***** Entries

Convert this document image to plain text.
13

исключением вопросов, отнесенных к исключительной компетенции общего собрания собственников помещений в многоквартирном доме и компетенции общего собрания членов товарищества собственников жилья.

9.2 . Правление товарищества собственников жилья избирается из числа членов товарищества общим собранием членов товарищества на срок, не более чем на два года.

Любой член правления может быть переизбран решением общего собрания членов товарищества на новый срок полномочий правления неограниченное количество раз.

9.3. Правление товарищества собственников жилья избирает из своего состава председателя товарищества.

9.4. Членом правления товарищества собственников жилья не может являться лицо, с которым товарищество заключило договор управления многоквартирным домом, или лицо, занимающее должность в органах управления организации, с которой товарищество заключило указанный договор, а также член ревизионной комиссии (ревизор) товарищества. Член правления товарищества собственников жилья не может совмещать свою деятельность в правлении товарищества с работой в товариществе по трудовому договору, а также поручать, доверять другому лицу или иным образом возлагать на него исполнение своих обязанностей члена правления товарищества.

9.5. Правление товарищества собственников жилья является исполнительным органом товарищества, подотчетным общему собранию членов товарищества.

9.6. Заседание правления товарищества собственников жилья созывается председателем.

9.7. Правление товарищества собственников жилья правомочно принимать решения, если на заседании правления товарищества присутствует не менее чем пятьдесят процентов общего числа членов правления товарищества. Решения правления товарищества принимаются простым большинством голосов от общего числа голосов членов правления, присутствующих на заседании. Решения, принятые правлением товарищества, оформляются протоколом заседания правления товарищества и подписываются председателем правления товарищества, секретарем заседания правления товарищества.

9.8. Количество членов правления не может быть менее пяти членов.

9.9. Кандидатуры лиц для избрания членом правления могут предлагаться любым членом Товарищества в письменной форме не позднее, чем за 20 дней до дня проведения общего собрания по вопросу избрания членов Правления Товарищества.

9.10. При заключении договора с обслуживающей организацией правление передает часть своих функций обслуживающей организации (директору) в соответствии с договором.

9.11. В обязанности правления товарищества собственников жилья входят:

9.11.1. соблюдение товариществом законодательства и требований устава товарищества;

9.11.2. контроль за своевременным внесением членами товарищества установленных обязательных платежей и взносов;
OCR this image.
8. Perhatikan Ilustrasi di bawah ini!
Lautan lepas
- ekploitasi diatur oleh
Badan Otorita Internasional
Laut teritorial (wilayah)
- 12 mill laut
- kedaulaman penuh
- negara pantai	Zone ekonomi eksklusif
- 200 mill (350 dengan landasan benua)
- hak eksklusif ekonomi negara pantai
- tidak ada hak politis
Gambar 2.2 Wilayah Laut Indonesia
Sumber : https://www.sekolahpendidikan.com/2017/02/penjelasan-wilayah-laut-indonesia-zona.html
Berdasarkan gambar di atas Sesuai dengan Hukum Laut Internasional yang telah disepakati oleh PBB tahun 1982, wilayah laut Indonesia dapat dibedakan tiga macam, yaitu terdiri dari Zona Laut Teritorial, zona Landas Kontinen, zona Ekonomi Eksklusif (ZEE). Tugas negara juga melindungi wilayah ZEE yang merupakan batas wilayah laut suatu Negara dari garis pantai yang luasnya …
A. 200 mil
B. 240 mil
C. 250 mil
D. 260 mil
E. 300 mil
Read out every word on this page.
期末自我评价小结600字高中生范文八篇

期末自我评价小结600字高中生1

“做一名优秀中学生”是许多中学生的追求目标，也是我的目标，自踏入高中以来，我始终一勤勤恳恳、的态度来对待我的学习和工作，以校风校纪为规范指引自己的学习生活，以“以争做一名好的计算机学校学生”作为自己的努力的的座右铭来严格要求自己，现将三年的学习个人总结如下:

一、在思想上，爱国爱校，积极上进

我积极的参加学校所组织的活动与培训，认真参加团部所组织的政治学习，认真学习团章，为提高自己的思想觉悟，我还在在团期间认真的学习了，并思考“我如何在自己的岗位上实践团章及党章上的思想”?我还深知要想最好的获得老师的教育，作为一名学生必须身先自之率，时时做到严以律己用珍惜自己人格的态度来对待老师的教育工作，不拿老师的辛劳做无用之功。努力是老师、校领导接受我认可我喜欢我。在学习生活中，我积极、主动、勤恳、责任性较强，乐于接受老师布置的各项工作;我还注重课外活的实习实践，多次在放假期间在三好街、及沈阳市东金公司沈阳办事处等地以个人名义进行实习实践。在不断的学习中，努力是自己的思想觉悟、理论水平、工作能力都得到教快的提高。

**********

[What is expected]: Leave out every line without the string "срок" and copy the rest.

[Solved problem]:
9.2 . Правление товарищества собственников жилья избирается из числа членов товарищества общим собранием членов товарищества на срок, не более чем на два года.
Любой член правления может быть переизбран решением общего собрания членов товарищества на новый срок полномочий правления неограниченное количество раз.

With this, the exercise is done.